# [GIVEN DATA]

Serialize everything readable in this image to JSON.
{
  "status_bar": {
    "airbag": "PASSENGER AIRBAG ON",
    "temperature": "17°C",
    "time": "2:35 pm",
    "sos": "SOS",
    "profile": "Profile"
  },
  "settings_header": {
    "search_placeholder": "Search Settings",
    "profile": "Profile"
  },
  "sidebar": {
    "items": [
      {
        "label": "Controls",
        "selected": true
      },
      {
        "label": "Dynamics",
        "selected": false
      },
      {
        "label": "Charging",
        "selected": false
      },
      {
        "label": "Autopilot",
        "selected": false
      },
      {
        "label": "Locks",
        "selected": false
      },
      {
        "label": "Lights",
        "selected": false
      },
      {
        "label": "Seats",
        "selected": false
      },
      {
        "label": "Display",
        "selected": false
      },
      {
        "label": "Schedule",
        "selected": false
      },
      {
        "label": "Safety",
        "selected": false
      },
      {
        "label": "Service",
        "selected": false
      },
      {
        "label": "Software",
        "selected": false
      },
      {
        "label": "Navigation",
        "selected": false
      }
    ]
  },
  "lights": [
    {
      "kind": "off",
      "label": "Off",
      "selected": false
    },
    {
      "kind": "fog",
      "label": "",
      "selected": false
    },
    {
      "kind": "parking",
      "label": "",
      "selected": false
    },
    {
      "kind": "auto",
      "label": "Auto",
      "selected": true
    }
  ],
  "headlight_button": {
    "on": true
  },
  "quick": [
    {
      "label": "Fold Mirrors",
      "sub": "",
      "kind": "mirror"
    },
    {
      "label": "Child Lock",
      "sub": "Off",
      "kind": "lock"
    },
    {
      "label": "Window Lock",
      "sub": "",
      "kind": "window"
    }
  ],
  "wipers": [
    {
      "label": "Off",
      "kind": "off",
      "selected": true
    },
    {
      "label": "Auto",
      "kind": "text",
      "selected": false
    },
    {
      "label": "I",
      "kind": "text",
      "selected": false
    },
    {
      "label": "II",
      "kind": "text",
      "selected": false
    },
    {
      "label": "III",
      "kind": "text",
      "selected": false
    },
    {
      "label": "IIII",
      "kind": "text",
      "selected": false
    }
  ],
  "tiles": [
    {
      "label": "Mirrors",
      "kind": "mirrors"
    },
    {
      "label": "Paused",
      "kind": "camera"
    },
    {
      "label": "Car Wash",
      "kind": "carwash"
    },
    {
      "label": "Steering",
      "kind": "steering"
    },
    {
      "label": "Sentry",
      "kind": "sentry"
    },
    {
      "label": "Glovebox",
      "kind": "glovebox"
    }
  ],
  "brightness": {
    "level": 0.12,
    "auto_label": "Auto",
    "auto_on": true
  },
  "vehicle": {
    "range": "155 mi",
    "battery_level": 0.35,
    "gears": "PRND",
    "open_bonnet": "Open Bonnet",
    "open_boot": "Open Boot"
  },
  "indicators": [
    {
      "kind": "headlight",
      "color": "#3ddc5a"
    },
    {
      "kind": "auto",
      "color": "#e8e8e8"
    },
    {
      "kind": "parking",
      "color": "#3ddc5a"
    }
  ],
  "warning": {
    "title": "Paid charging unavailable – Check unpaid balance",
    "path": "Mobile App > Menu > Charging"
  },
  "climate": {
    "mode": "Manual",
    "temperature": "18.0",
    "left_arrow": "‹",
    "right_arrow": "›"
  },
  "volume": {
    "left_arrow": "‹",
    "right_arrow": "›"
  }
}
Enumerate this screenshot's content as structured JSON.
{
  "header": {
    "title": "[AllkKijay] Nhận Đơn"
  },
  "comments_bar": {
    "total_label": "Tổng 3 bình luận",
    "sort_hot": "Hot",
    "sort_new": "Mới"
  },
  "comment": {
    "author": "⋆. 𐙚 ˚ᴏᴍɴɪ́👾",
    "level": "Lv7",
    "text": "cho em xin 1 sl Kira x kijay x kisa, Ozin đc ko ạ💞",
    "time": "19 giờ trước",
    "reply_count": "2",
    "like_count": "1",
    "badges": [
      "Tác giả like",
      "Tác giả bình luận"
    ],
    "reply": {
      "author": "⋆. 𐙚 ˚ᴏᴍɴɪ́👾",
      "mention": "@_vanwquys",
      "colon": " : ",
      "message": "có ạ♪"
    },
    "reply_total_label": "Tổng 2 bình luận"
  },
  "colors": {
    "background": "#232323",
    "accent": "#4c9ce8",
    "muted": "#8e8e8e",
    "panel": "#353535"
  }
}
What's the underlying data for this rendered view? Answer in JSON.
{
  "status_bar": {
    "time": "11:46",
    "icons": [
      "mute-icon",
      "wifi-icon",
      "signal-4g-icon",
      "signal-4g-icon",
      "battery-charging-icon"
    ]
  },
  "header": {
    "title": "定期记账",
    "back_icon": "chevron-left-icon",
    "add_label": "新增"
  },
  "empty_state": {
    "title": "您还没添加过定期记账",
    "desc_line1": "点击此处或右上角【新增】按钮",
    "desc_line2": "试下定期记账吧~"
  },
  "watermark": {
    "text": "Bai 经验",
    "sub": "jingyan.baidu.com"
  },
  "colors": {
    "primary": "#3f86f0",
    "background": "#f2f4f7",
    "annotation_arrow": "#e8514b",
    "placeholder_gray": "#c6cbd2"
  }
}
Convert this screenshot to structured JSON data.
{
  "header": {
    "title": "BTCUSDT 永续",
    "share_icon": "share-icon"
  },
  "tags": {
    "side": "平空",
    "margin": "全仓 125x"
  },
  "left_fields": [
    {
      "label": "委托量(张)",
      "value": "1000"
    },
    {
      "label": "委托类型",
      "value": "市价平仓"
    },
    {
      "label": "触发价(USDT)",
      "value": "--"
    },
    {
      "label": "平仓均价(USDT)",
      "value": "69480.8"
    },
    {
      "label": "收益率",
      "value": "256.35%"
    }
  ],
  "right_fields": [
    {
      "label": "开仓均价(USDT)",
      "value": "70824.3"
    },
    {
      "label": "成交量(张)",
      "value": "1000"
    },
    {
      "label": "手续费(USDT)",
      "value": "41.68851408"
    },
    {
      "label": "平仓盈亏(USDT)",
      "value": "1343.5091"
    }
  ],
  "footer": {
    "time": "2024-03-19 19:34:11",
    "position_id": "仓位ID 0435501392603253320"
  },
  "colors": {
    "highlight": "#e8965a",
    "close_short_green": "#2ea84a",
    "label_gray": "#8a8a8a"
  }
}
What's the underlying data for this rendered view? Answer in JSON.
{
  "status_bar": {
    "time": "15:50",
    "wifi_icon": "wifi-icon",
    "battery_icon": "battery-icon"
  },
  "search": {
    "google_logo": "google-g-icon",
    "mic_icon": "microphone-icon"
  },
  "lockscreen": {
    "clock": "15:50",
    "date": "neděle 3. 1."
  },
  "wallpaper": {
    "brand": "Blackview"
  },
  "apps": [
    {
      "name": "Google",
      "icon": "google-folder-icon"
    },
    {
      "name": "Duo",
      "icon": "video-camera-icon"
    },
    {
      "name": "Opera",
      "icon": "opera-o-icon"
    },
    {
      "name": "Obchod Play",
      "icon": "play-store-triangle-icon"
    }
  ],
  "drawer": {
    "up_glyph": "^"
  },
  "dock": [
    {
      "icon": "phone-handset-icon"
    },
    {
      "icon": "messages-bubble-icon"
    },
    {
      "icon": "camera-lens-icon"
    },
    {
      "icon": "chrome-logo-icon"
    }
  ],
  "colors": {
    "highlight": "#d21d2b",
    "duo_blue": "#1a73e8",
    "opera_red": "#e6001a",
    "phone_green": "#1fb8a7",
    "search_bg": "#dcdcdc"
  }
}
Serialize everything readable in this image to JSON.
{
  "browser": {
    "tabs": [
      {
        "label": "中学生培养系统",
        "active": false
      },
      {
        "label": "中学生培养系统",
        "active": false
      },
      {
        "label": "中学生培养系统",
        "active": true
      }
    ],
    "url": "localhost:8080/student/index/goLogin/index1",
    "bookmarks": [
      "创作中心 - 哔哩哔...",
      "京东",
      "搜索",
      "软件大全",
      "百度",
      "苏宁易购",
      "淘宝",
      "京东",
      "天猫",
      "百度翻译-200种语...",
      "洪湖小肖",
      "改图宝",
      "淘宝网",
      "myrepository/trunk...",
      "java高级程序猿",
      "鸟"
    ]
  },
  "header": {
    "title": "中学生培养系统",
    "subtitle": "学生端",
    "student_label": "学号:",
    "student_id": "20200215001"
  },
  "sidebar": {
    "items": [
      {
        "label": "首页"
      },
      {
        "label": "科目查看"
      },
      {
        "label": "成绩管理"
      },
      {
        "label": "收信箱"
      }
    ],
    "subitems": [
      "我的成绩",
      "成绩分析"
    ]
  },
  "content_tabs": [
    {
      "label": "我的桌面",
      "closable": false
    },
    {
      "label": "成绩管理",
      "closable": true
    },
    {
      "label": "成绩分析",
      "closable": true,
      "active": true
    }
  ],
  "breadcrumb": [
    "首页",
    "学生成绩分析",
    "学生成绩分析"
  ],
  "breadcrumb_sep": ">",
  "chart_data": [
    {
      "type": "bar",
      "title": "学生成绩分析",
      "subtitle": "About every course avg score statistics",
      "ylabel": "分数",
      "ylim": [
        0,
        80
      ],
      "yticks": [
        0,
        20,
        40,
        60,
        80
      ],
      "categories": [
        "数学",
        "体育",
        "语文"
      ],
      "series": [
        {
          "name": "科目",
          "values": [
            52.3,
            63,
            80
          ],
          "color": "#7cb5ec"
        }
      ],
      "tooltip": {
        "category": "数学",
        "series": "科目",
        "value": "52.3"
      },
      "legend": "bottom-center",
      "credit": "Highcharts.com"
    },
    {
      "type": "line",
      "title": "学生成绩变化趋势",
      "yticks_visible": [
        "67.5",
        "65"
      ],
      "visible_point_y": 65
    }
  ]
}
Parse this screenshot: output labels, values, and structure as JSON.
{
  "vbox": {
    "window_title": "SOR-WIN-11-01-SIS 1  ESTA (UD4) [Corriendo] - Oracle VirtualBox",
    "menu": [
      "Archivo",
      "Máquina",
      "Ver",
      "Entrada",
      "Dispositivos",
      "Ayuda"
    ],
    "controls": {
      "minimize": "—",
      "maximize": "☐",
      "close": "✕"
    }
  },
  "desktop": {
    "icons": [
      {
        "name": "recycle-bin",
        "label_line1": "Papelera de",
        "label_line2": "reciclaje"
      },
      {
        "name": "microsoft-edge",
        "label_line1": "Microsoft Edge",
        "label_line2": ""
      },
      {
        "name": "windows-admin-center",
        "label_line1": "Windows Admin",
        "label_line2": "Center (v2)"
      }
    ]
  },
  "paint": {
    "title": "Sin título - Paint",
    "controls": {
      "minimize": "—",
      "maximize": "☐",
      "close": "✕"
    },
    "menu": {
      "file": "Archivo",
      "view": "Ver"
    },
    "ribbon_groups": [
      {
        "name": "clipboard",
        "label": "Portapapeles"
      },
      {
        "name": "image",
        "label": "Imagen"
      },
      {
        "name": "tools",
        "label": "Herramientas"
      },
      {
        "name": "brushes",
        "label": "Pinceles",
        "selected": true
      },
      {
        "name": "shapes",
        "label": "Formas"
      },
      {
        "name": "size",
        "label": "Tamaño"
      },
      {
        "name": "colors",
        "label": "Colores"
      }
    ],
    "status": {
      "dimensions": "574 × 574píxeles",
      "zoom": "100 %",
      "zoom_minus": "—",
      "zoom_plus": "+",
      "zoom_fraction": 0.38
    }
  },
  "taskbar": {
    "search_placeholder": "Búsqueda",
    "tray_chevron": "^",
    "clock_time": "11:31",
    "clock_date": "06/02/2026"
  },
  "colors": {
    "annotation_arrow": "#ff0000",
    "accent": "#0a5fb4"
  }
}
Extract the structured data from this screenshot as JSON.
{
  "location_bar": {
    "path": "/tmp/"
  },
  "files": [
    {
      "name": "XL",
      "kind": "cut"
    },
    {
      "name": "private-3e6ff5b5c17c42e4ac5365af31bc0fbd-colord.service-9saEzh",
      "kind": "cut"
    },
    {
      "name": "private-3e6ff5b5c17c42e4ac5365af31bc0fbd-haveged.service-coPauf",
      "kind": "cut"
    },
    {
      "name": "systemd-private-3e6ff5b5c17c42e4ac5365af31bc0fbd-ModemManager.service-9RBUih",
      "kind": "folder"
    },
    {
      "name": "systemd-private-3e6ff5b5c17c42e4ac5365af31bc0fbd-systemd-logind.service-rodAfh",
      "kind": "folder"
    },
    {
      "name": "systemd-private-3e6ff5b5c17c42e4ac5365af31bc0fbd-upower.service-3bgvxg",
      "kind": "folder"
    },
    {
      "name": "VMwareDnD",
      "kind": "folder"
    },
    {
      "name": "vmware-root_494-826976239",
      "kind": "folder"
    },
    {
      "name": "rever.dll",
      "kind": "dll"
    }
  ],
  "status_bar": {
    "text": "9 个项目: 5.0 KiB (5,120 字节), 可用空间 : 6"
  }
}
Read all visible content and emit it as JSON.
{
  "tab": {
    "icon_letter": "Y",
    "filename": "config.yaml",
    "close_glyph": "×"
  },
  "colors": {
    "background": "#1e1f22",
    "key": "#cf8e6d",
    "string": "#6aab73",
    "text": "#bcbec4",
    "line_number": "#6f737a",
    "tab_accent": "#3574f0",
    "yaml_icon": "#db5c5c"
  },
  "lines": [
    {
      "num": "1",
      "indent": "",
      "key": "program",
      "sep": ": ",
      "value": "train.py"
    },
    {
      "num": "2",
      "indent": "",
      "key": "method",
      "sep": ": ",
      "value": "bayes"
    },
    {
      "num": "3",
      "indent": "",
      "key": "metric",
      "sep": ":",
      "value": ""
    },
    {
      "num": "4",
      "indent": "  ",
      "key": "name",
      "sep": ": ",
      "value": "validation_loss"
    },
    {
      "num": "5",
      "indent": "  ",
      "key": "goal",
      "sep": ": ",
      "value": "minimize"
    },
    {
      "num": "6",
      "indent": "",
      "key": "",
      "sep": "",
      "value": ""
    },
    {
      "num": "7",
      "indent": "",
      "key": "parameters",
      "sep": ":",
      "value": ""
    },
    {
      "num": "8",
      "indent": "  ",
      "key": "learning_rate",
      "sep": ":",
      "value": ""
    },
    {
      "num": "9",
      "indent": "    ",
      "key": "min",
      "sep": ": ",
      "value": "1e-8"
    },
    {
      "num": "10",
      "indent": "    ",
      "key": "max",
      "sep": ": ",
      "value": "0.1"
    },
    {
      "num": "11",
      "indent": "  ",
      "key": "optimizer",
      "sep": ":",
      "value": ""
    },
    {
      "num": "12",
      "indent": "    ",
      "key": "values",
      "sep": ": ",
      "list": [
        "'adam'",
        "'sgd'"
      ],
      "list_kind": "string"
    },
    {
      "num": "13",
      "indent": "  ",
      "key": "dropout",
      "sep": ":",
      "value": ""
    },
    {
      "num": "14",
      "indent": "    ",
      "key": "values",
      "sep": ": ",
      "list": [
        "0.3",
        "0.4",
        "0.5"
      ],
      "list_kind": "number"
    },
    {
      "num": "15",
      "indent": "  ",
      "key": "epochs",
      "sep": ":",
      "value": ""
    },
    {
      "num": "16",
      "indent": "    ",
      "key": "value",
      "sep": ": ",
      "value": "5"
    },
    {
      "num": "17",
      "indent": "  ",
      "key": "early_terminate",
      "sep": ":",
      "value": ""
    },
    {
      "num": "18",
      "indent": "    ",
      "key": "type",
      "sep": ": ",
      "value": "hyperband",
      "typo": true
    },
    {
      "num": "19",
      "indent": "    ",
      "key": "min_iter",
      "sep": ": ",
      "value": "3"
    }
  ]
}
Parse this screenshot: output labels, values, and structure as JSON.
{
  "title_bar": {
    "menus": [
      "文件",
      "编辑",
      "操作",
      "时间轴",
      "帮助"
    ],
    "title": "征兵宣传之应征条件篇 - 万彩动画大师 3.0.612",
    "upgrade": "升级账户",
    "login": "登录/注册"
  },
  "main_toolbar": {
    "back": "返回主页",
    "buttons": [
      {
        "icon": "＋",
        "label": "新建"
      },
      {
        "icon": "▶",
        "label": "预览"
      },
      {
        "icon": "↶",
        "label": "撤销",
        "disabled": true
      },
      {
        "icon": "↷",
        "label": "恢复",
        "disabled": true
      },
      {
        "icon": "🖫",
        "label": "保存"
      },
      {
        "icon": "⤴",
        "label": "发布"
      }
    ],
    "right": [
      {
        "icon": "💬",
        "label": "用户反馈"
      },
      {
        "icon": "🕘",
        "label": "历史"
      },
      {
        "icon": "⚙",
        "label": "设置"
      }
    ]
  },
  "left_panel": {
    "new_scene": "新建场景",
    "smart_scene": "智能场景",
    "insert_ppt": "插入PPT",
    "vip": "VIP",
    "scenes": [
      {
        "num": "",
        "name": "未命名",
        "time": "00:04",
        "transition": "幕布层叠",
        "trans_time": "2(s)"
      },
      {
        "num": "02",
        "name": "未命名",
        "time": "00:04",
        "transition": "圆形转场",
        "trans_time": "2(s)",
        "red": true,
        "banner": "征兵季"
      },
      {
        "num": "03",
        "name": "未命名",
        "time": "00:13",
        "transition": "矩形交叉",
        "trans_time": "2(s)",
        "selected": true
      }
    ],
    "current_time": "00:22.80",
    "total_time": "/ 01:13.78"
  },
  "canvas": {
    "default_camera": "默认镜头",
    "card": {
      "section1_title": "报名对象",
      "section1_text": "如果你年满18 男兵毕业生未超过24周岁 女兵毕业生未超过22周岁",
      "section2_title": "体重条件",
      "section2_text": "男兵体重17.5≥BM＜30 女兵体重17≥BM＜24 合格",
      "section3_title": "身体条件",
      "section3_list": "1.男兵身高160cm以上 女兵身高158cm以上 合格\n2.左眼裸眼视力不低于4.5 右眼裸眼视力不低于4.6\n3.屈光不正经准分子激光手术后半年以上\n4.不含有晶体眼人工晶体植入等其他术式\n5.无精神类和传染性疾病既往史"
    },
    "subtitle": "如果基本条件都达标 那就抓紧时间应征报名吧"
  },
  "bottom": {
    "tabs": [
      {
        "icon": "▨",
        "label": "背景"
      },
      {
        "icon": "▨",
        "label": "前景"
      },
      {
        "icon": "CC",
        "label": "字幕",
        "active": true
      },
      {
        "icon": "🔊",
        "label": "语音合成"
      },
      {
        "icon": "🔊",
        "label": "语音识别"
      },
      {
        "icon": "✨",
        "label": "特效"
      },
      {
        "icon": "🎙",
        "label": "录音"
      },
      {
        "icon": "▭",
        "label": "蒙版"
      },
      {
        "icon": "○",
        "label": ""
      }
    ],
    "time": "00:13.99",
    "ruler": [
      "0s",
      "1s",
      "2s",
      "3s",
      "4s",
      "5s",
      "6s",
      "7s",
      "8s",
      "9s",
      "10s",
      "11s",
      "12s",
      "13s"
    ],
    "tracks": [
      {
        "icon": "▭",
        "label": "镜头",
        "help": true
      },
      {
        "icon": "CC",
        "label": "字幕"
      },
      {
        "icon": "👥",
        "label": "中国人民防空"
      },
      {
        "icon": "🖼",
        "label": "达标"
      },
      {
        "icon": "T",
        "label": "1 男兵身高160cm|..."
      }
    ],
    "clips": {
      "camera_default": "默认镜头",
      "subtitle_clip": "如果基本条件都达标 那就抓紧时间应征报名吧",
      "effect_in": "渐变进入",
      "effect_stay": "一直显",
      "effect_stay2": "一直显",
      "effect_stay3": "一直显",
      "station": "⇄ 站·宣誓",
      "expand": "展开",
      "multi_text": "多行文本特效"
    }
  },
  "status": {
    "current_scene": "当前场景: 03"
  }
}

# [WRITTEN INSTRUCTION]
Search the data for the string "highlight" and copy each line where it appears.

# [FULL RESPONSE]
    "highlight": "#e8965a",
    "highlight": "#d21d2b",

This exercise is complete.